PROBLEM DESCRIPTION >> Reproduce the entire listing word for word.

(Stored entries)
*-*-*

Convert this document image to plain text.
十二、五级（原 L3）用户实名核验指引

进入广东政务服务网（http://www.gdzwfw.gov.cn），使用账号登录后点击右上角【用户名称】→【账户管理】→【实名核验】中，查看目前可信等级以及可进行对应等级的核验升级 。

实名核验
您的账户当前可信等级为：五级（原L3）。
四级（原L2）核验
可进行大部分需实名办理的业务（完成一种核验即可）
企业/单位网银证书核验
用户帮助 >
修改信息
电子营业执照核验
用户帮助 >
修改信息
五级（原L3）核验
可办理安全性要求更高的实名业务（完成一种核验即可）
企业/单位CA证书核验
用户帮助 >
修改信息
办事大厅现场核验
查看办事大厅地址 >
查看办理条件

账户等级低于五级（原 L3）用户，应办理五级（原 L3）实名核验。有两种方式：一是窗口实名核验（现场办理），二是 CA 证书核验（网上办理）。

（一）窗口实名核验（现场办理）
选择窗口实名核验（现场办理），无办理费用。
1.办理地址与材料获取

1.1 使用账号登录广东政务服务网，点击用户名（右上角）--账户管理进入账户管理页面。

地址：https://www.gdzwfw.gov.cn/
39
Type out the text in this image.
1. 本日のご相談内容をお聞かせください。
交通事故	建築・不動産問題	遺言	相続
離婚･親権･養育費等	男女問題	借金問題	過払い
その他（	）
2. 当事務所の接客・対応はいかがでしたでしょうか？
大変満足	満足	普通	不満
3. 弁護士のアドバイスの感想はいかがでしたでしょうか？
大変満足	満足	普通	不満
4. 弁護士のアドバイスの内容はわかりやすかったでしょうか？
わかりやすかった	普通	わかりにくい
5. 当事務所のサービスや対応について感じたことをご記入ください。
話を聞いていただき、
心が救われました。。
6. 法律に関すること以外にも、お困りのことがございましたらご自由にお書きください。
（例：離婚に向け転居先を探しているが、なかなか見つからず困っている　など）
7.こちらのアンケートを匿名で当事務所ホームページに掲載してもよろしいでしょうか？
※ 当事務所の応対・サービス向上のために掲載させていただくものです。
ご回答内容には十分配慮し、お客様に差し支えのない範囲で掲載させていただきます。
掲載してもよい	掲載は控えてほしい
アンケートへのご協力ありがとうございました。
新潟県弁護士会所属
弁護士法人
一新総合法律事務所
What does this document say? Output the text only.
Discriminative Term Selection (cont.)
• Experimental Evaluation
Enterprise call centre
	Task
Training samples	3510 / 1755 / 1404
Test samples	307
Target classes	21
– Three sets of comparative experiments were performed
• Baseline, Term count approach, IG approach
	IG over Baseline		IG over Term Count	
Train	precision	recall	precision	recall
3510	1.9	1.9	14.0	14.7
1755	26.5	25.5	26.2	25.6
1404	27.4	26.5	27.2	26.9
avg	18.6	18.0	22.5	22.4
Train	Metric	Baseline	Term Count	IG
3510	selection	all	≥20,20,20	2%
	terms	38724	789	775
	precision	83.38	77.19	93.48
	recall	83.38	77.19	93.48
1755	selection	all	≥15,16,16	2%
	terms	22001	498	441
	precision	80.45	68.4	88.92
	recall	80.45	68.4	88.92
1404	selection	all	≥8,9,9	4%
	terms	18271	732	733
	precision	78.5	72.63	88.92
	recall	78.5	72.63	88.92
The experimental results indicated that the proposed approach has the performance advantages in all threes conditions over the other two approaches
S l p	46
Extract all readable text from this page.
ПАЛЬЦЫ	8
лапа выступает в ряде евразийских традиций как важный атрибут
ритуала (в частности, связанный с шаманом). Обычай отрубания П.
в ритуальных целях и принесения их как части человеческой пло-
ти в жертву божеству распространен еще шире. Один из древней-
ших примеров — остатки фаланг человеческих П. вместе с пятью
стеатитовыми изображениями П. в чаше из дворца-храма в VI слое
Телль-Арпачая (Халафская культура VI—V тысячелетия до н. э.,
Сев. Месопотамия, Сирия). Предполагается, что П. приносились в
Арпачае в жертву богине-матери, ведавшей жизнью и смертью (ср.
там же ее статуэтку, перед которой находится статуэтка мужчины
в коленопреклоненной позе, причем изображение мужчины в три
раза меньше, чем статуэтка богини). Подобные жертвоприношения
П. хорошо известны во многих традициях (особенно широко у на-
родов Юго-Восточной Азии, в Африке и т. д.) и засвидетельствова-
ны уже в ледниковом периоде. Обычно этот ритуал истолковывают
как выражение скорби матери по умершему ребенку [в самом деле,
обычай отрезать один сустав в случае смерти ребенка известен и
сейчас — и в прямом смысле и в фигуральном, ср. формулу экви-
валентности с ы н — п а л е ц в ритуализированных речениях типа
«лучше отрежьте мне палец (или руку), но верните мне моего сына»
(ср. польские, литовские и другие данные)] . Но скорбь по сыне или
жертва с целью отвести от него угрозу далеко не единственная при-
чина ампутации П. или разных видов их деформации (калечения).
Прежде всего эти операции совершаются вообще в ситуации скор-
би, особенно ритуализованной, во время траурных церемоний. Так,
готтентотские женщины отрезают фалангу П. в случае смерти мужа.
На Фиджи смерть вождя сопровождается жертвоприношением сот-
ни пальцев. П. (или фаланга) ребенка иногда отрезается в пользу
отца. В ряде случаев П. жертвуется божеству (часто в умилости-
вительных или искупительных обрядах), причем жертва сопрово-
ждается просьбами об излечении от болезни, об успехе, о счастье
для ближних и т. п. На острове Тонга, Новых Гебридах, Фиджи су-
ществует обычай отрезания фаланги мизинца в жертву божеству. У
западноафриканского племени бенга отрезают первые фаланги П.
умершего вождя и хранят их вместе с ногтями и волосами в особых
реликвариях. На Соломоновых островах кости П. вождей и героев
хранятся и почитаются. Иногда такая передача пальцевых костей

*-*-*

ANSWER FOR THE TASK >>
Convert this document image to plain text.
十二、五级（原 L3）用户实名核验指引

进入广东政务服务网（http://www.gdzwfw.gov.cn），使用账号登录后点击右上角【用户名称】→【账户管理】→【实名核验】中，查看目前可信等级以及可进行对应等级的核验升级 。

实名核验
您的账户当前可信等级为：五级（原L3）。
四级（原L2）核验
可进行大部分需实名办理的业务（完成一种核验即可）
企业/单位网银证书核验
用户帮助 >
修改信息
电子营业执照核验
用户帮助 >
修改信息
五级（原L3）核验
可办理安全性要求更高的实名业务（完成一种核验即可）
企业/单位CA证书核验
用户帮助 >
修改信息
办事大厅现场核验
查看办事大厅地址 >
查看办理条件

账户等级低于五级（原 L3）用户，应办理五级（原 L3）实名核验。有两种方式：一是窗口实名核验（现场办理），二是 CA 证书核验（网上办理）。

（一）窗口实名核验（现场办理）
选择窗口实名核验（现场办理），无办理费用。
1.办理地址与材料获取

1.1 使用账号登录广东政务服务网，点击用户名（右上角）--账户管理进入账户管理页面。

地址：https://www.gdzwfw.gov.cn/
39
Type out the text in this image.
1. 本日のご相談内容をお聞かせください。
交通事故	建築・不動産問題	遺言	相続
離婚･親権･養育費等	男女問題	借金問題	過払い
その他（	）
2. 当事務所の接客・対応はいかがでしたでしょうか？
大変満足	満足	普通	不満
3. 弁護士のアドバイスの感想はいかがでしたでしょうか？
大変満足	満足	普通	不満
4. 弁護士のアドバイスの内容はわかりやすかったでしょうか？
わかりやすかった	普通	わかりにくい
5. 当事務所のサービスや対応について感じたことをご記入ください。
話を聞いていただき、
心が救われました。。
6. 法律に関すること以外にも、お困りのことがございましたらご自由にお書きください。
（例：離婚に向け転居先を探しているが、なかなか見つからず困っている　など）
7.こちらのアンケートを匿名で当事務所ホームページに掲載してもよろしいでしょうか？
※ 当事務所の応対・サービス向上のために掲載させていただくものです。
ご回答内容には十分配慮し、お客様に差し支えのない範囲で掲載させていただきます。
掲載してもよい	掲載は控えてほしい
アンケートへのご協力ありがとうございました。
新潟県弁護士会所属
弁護士法人
一新総合法律事務所
What does this document say? Output the text only.
Discriminative Term Selection (cont.)
• Experimental Evaluation
Enterprise call centre
	Task
Training samples	3510 / 1755 / 1404
Test samples	307
Target classes	21
– Three sets of comparative experiments were performed
• Baseline, Term count approach, IG approach
	IG over Baseline		IG over Term Count	
Train	precision	recall	precision	recall
3510	1.9	1.9	14.0	14.7
1755	26.5	25.5	26.2	25.6
1404	27.4	26.5	27.2	26.9
avg	18.6	18.0	22.5	22.4
Train	Metric	Baseline	Term Count	IG
3510	selection	all	≥20,20,20	2%
	terms	38724	789	775
	precision	83.38	77.19	93.48
	recall	83.38	77.19	93.48
1755	selection	all	≥15,16,16	2%
	terms	22001	498	441
	precision	80.45	68.4	88.92
	recall	80.45	68.4	88.92
1404	selection	all	≥8,9,9	4%
	terms	18271	732	733
	precision	78.5	72.63	88.92
	recall	78.5	72.63	88.92
The experimental results indicated that the proposed approach has the performance advantages in all threes conditions over the other two approaches
S l p	46
Extract all readable text from this page.
ПАЛЬЦЫ	8
лапа выступает в ряде евразийских традиций как важный атрибут
ритуала (в частности, связанный с шаманом). Обычай отрубания П.
в ритуальных целях и принесения их как части человеческой пло-
ти в жертву божеству распространен еще шире. Один из древней-
ших примеров — остатки фаланг человеческих П. вместе с пятью
стеатитовыми изображениями П. в чаше из дворца-храма в VI слое
Телль-Арпачая (Халафская культура VI—V тысячелетия до н. э.,
Сев. Месопотамия, Сирия). Предполагается, что П. приносились в
Арпачае в жертву богине-матери, ведавшей жизнью и смертью (ср.
там же ее статуэтку, перед которой находится статуэтка мужчины
в коленопреклоненной позе, причем изображение мужчины в три
раза меньше, чем статуэтка богини). Подобные жертвоприношения
П. хорошо известны во многих традициях (особенно широко у на-
родов Юго-Восточной Азии, в Африке и т. д.) и засвидетельствова-
ны уже в ледниковом периоде. Обычно этот ритуал истолковывают
как выражение скорби матери по умершему ребенку [в самом деле,
обычай отрезать один сустав в случае смерти ребенка известен и
сейчас — и в прямом смысле и в фигуральном, ср. формулу экви-
валентности с ы н — п а л е ц в ритуализированных речениях типа
«лучше отрежьте мне палец (или руку), но верните мне моего сына»
(ср. польские, литовские и другие данные)] . Но скорбь по сыне или
жертва с целью отвести от него угрозу далеко не единственная при-
чина ампутации П. или разных видов их деформации (калечения).
Прежде всего эти операции совершаются вообще в ситуации скор-
би, особенно ритуализованной, во время траурных церемоний. Так,
готтентотские женщины отрезают фалангу П. в случае смерти мужа.
На Фиджи смерть вождя сопровождается жертвоприношением сот-
ни пальцев. П. (или фаланга) ребенка иногда отрезается в пользу
отца. В ряде случаев П. жертвуется божеству (часто в умилости-
вительных или искупительных обрядах), причем жертва сопрово-
ждается просьбами об излечении от болезни, об успехе, о счастье
для ближних и т. п. На острове Тонга, Новых Гебридах, Фиджи су-
ществует обычай отрезания фаланги мизинца в жертву божеству. У
западноафриканского племени бенга отрезают первые фаланги П.
умершего вождя и хранят их вместе с ногтями и волосами в особых
реликвариях. На Соломоновых островах кости П. вождей и героев
хранятся и почитаются. Иногда такая передача пальцевых костей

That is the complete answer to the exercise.